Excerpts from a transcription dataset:
---

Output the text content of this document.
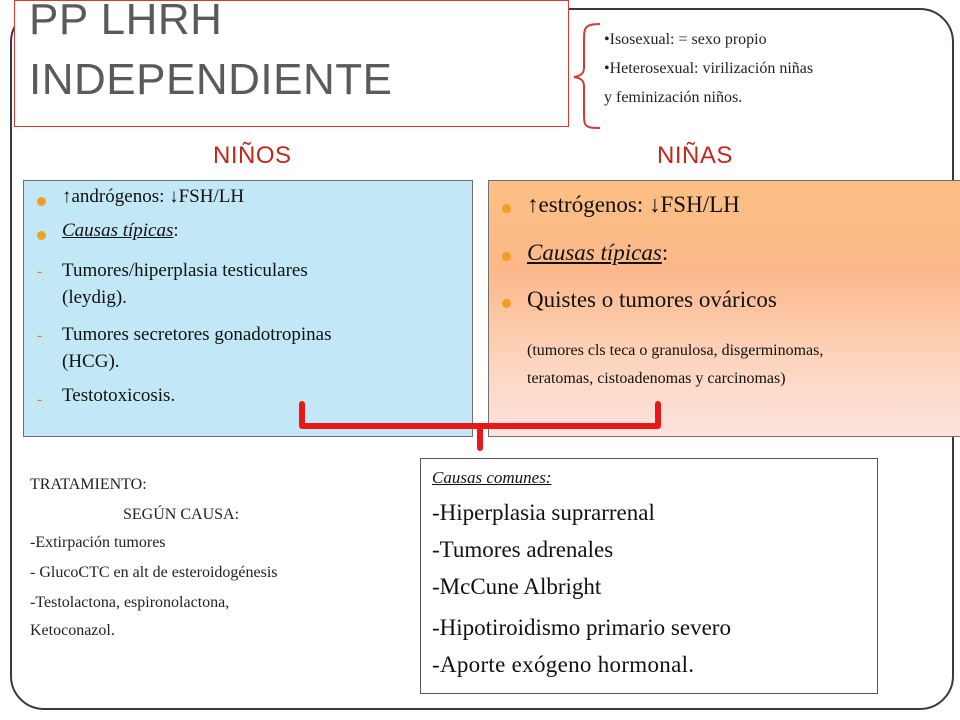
PP LHRH
INDEPENDIENTE
•Isosexual: = sexo propio
•Heterosexual: virilización niñas
y feminización niños.
NIÑOS	NIÑAS
↑andrógenos: ↓FSH/LH
Causas típicas:
- Tumores/hiperplasia testiculares
(leydig).
- Tumores secretores gonadotropinas
(HCG).
- Testotoxicosis.
↑estrógenos: ↓FSH/LH
Causas típicas:
Quistes o tumores ováricos
(tumores cls teca o granulosa, disgerminomas,
teratomas, cistoadenomas y carcinomas)
TRATAMIENTO:
SEGÚN CAUSA:
-Extirpación tumores
- GlucoCTC en alt de esteroidogénesis
-Testolactona, espironolactona,
Ketoconazol.
Causas comunes:
-Hiperplasia suprarrenal
-Tumores adrenales
-McCune Albright
-Hipotiroidismo primario severo
-Aporte exógeno hormonal.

---

**What to do**
Write out the data word for word. Any picture is to be skipped.

**Solution to the exercise**
Output the text content of this document.
PP LHRH
INDEPENDIENTE
•Isosexual: = sexo propio
•Heterosexual: virilización niñas
y feminización niños.
NIÑOS	NIÑAS
↑andrógenos: ↓FSH/LH
Causas típicas:
- Tumores/hiperplasia testiculares
(leydig).
- Tumores secretores gonadotropinas
(HCG).
- Testotoxicosis.
↑estrógenos: ↓FSH/LH
Causas típicas:
Quistes o tumores ováricos
(tumores cls teca o granulosa, disgerminomas,
teratomas, cistoadenomas y carcinomas)
TRATAMIENTO:
SEGÚN CAUSA:
-Extirpación tumores
- GlucoCTC en alt de esteroidogénesis
-Testolactona, espironolactona,
Ketoconazol.
Causas comunes:
-Hiperplasia suprarrenal
-Tumores adrenales
-McCune Albright
-Hipotiroidismo primario severo
-Aporte exógeno hormonal.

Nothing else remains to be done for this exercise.